** START OF TASK INPUTS **

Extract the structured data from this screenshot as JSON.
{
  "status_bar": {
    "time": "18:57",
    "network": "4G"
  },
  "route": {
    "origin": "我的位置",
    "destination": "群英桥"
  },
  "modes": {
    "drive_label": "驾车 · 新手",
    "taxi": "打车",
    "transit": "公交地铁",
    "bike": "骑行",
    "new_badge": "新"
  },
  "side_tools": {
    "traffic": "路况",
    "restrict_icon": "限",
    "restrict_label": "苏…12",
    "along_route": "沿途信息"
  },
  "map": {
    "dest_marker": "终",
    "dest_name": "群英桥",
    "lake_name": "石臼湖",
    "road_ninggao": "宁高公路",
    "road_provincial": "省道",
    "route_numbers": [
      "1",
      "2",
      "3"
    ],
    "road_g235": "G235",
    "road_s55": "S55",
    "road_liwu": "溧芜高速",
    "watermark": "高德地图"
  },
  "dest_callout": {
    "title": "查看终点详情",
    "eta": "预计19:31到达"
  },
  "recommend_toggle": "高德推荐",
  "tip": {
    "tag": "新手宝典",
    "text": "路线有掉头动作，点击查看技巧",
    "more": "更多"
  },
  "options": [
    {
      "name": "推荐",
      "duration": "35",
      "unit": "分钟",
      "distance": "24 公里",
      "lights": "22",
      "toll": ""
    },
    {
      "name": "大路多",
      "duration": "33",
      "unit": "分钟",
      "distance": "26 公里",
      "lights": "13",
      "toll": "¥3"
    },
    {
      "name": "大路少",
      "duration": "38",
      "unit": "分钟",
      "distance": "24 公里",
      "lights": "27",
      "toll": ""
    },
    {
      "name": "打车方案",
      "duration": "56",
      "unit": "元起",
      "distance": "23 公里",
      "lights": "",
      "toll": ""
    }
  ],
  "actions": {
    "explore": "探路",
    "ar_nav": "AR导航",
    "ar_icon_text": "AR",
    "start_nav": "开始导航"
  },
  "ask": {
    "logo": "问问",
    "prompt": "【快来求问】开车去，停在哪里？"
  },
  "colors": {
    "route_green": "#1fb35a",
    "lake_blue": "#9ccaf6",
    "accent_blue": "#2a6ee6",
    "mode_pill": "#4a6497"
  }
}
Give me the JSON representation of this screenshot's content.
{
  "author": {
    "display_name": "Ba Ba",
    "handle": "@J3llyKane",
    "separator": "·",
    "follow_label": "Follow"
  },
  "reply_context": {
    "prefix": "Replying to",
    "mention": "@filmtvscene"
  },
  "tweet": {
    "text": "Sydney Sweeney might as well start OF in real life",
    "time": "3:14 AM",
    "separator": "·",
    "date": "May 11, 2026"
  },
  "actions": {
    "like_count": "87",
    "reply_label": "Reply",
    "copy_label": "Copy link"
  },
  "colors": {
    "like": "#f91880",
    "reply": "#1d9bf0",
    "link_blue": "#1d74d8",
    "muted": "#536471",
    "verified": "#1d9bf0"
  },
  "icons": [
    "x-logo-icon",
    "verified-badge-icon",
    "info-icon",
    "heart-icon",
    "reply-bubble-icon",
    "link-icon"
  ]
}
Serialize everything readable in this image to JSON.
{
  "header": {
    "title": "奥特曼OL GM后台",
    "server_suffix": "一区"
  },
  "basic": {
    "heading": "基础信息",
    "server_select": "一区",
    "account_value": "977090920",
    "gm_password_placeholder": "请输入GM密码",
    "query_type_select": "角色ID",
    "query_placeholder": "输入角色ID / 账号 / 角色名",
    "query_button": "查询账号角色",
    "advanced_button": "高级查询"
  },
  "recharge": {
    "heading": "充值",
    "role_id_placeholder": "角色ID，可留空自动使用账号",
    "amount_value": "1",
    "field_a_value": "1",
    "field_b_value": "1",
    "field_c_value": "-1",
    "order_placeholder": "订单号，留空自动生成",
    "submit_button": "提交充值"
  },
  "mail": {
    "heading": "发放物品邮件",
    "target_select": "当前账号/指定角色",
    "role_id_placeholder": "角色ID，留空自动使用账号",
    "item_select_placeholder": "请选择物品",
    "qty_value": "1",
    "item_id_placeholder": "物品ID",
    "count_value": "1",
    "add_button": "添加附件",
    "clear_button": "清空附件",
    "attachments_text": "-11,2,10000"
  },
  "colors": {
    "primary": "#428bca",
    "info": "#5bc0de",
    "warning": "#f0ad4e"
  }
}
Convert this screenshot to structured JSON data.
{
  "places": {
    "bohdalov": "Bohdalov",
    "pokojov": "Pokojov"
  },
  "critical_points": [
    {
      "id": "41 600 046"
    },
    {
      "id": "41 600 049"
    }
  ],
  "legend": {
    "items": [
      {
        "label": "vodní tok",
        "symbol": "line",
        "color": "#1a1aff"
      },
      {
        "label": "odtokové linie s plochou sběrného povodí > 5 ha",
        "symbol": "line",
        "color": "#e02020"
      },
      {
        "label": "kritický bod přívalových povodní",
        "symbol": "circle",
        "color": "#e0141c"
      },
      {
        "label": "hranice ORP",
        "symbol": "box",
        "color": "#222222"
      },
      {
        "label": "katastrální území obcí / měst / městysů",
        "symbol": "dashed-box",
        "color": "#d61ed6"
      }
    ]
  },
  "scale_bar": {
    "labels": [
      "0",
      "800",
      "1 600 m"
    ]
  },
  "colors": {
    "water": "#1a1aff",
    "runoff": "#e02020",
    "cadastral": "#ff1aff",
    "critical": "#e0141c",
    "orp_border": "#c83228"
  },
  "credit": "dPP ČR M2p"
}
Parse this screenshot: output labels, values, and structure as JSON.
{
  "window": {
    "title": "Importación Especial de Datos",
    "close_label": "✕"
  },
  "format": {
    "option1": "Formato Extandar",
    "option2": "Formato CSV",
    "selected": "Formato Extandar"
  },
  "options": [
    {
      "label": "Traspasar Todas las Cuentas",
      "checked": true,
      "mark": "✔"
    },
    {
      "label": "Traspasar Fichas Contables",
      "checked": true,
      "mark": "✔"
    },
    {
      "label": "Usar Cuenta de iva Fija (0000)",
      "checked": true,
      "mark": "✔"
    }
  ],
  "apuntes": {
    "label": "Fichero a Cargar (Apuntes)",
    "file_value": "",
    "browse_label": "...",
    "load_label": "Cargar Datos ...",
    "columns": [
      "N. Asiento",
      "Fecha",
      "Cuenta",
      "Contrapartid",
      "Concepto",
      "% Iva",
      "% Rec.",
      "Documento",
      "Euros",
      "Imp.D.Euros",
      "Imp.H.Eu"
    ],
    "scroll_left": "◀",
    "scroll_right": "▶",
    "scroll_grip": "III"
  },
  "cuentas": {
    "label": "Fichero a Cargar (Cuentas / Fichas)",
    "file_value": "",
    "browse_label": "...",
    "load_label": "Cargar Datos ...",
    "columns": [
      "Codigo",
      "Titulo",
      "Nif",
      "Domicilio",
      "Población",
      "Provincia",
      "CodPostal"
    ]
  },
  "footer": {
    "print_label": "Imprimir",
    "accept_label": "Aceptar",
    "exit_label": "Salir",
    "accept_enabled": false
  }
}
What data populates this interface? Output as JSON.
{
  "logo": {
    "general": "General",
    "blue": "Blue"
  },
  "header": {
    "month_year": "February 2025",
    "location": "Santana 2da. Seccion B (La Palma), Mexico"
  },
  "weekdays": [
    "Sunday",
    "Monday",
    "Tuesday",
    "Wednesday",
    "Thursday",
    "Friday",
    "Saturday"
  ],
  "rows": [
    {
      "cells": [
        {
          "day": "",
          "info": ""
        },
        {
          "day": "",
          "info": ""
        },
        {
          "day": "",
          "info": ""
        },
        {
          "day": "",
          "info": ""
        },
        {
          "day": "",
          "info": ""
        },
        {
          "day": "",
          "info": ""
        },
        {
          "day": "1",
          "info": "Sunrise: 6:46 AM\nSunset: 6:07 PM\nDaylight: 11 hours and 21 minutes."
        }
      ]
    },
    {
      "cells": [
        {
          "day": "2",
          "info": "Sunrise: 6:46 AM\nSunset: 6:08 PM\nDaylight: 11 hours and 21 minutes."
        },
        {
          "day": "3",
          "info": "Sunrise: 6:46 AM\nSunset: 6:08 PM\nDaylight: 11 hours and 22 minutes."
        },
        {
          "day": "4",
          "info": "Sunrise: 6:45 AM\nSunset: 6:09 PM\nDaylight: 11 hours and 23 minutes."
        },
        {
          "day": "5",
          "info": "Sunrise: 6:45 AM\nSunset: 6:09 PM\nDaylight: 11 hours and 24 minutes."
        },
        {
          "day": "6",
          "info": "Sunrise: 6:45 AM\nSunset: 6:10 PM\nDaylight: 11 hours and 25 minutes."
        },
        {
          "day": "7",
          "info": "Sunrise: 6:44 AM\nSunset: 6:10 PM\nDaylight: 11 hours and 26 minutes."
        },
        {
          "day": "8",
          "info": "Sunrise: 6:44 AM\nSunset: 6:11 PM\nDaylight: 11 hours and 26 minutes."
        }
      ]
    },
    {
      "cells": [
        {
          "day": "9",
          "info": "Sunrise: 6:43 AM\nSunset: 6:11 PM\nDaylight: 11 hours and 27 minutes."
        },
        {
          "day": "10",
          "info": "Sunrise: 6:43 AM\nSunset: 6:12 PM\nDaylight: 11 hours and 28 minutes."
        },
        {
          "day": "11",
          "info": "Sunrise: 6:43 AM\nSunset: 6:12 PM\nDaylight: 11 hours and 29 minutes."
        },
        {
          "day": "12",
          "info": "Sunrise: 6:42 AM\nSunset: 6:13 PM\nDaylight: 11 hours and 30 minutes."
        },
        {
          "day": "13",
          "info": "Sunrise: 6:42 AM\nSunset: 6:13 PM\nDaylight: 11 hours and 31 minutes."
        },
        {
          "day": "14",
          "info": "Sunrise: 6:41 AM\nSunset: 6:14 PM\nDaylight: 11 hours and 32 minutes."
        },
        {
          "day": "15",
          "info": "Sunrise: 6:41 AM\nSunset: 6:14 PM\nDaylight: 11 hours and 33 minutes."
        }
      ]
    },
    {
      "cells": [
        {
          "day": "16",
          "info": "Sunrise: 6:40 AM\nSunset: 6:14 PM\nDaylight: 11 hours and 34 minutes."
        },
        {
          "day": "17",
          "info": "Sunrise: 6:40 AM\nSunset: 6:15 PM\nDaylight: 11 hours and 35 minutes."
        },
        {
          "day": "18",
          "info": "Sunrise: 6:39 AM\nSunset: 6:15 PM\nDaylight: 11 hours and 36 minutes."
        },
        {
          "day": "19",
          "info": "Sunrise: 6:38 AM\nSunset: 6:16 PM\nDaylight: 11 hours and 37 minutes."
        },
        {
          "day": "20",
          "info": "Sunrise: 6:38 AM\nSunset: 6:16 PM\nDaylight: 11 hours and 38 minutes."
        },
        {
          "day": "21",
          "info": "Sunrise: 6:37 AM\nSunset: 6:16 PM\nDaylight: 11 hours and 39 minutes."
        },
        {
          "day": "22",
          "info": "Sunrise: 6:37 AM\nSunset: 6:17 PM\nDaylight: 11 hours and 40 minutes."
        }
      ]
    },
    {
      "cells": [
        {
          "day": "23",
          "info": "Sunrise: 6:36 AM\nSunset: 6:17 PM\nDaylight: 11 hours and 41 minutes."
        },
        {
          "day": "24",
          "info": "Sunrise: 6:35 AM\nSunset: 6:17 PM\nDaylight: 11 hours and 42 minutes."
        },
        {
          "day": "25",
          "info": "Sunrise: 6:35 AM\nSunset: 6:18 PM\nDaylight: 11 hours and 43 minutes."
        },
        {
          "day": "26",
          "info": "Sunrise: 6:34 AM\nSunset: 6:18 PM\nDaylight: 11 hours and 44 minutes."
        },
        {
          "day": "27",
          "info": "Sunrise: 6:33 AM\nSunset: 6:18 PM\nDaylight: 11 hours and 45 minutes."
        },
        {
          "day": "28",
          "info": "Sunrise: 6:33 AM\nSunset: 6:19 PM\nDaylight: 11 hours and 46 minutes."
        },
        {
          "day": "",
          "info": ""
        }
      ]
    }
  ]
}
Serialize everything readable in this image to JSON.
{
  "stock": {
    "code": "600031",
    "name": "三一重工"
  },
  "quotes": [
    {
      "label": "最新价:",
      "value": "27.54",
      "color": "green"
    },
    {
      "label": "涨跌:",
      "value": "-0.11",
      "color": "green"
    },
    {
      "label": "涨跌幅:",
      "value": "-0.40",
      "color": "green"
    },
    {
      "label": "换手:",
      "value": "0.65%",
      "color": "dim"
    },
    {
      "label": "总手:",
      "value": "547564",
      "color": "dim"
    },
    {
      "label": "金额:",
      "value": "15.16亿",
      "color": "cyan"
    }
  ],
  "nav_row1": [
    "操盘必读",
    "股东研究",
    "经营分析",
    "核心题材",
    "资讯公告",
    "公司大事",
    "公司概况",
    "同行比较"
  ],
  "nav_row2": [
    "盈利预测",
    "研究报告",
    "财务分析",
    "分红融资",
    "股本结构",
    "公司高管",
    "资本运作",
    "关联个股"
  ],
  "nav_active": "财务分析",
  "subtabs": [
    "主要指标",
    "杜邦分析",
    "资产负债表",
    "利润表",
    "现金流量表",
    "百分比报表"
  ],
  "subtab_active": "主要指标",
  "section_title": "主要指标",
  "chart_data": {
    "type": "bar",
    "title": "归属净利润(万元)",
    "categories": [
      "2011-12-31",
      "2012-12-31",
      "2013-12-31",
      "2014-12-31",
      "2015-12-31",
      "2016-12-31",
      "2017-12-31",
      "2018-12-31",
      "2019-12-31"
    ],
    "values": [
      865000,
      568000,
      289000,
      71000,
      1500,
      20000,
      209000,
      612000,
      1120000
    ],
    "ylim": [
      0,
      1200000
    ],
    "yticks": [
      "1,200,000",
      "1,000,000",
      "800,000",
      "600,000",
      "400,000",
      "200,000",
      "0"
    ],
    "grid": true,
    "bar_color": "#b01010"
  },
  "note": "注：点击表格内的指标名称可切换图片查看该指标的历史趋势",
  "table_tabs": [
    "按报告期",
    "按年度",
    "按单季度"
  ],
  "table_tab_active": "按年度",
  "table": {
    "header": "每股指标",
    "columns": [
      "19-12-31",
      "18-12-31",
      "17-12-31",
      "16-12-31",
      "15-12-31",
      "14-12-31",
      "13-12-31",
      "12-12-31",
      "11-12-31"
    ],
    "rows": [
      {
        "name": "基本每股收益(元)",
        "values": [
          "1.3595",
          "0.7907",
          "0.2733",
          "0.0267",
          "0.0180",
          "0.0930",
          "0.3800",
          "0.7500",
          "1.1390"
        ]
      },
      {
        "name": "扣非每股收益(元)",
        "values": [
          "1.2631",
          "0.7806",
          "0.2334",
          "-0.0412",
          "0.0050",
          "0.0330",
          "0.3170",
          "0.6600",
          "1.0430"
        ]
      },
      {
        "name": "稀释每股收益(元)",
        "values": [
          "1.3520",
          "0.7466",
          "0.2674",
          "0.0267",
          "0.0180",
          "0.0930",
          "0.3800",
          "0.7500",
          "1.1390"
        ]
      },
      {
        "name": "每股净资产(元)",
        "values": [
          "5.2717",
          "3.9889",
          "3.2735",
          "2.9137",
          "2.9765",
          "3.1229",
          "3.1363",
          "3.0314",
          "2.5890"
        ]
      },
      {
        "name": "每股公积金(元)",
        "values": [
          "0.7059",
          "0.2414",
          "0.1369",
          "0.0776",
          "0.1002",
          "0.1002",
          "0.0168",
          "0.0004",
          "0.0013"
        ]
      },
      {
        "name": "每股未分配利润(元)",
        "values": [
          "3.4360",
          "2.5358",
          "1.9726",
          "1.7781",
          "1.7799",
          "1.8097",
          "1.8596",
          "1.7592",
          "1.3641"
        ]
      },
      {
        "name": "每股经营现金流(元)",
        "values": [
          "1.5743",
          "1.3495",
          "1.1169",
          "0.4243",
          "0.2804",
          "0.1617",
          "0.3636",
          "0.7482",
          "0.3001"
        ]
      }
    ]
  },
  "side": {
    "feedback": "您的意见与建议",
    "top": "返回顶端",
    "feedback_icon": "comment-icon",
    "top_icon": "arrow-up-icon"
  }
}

** END OF TASK INPUTS **

SET PROBLEM:
Identify the lines in the entries above that contain "duration", then copy them out.

FINISHED ANSWER:
      "duration": "35",
      "duration": "33",
      "duration": "38",
      "duration": "56",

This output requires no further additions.